Work out how many lines in the data hold the word "blender", and reply with that number only.

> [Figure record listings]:
::::::::
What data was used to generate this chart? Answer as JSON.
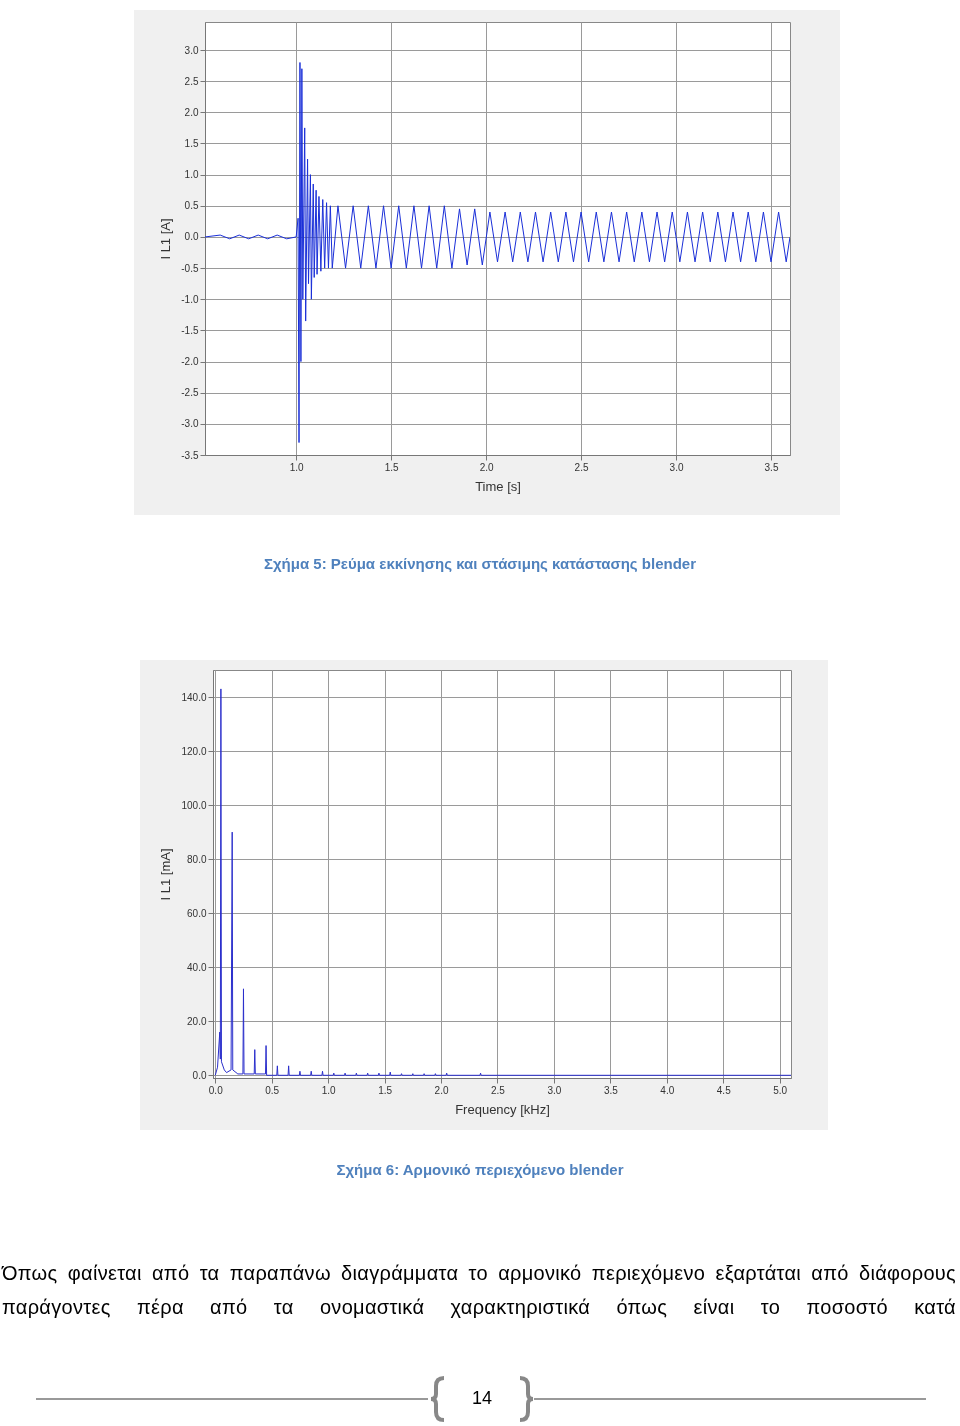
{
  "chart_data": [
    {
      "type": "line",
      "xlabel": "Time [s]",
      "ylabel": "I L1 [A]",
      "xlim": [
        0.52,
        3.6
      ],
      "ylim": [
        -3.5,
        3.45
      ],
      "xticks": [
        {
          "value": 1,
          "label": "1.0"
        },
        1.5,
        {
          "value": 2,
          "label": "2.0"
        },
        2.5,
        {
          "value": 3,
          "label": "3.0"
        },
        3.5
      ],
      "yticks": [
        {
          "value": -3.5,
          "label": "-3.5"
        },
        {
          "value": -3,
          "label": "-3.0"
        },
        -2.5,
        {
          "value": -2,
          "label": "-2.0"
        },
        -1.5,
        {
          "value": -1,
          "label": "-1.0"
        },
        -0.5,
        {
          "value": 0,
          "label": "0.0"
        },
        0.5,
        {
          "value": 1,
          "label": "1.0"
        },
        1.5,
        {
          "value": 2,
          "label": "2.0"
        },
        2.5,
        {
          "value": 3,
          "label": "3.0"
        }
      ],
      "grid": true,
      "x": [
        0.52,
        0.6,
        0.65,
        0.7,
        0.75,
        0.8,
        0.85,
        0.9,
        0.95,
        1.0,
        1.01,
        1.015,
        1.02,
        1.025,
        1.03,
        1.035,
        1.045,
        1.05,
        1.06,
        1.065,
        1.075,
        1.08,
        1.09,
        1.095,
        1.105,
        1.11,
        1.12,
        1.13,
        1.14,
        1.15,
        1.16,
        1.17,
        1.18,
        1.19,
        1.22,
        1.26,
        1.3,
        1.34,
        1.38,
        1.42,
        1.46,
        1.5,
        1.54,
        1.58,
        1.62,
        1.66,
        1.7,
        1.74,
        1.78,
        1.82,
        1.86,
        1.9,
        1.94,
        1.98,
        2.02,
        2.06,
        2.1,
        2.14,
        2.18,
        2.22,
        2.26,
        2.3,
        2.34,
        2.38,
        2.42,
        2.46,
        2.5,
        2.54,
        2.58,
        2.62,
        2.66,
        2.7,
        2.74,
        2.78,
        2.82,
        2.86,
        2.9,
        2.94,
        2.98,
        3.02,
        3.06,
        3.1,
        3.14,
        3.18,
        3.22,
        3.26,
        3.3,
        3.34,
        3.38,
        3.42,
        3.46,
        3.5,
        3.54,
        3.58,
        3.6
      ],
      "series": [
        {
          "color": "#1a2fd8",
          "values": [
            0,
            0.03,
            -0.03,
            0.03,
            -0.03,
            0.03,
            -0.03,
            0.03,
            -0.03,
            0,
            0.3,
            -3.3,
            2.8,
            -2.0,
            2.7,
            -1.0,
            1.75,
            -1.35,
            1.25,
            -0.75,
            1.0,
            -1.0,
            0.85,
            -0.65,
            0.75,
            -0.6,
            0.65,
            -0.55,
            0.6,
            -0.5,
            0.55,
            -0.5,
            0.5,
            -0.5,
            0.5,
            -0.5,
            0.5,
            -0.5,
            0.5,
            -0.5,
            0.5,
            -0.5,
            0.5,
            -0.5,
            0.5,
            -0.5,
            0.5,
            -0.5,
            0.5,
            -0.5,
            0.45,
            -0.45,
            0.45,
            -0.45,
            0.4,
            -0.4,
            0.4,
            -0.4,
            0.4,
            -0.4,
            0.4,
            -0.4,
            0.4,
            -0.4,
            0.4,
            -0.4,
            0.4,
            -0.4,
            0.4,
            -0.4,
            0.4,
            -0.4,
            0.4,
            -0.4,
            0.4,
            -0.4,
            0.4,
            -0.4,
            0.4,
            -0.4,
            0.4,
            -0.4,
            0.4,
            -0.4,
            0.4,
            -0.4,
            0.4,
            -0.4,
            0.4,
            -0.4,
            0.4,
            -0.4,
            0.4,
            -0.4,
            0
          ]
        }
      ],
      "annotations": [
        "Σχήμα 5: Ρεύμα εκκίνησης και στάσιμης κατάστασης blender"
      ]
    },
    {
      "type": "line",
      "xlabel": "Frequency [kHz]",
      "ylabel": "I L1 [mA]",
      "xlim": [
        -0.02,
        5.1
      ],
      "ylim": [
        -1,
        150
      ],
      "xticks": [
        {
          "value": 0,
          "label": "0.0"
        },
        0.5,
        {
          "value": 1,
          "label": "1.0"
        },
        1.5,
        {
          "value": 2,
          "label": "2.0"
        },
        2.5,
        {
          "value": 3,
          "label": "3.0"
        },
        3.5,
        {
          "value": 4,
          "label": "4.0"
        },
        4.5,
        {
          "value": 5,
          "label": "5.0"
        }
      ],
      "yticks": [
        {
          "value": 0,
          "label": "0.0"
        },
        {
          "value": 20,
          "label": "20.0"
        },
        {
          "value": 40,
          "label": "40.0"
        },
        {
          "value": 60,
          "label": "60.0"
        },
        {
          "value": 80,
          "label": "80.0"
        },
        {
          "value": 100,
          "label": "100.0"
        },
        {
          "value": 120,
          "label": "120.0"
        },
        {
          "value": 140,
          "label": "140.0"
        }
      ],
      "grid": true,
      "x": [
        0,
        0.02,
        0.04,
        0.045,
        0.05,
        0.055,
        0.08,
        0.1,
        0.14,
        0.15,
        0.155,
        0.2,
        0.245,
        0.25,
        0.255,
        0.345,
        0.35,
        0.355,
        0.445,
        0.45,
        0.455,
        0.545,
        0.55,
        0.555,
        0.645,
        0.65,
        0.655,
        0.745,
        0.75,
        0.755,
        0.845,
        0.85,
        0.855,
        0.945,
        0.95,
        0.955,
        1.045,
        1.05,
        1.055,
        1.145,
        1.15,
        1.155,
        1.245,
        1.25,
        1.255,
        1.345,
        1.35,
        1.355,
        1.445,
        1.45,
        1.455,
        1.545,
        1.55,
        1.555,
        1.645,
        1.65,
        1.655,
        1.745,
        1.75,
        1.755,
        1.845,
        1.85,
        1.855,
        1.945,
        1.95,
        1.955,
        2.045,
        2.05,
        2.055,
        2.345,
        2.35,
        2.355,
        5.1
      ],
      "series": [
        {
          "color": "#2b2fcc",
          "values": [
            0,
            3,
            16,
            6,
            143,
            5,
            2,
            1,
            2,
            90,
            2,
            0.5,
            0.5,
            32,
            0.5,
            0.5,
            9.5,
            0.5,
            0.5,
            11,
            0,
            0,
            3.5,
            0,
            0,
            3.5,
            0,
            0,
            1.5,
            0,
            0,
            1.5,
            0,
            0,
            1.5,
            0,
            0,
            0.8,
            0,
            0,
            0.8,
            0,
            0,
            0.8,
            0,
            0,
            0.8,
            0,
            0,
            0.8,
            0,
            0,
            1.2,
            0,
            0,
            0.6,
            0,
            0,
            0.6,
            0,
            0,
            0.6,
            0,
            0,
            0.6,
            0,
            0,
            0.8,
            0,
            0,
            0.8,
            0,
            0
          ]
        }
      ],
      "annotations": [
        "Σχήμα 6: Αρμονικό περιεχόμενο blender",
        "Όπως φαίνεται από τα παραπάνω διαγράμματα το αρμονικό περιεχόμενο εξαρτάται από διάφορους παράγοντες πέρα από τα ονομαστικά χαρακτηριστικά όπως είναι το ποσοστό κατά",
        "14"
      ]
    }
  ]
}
::::::::
> [Answer to this problem]:
2